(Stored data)

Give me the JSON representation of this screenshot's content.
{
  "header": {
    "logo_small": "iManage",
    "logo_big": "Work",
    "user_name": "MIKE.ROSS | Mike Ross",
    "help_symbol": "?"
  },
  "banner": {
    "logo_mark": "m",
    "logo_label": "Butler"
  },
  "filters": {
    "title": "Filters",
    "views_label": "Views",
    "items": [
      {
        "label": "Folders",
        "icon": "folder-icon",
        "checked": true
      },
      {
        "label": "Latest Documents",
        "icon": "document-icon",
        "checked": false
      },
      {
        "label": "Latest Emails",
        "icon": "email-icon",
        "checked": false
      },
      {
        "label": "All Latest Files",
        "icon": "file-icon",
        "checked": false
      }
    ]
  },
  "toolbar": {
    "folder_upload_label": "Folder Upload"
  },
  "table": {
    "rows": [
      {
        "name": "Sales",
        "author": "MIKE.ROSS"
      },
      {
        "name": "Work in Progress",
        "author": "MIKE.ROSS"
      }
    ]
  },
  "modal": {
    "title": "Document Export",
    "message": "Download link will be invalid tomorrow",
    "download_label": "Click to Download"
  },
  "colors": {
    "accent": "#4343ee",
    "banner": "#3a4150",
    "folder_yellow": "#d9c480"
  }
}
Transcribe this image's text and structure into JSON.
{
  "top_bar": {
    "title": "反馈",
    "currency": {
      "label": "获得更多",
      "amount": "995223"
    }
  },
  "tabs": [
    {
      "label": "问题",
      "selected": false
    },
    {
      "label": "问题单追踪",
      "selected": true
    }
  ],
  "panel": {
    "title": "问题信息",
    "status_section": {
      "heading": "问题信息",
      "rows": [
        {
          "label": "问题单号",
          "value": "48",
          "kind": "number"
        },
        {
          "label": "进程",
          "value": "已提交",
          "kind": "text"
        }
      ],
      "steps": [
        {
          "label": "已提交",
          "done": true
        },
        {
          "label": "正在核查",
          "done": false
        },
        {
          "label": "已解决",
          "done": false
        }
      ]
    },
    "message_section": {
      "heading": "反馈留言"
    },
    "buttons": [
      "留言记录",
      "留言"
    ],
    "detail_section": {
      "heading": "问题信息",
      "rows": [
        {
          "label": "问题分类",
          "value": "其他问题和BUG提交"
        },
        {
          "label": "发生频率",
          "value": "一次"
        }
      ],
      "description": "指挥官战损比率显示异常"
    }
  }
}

### WORK INSTRUCTIONS
Pull every line containing the word "icon" out of the material and copy it.

### THE REPLY
        "icon": "folder-icon",
        "icon": "document-icon",
        "icon": "email-icon",
        "icon": "file-icon",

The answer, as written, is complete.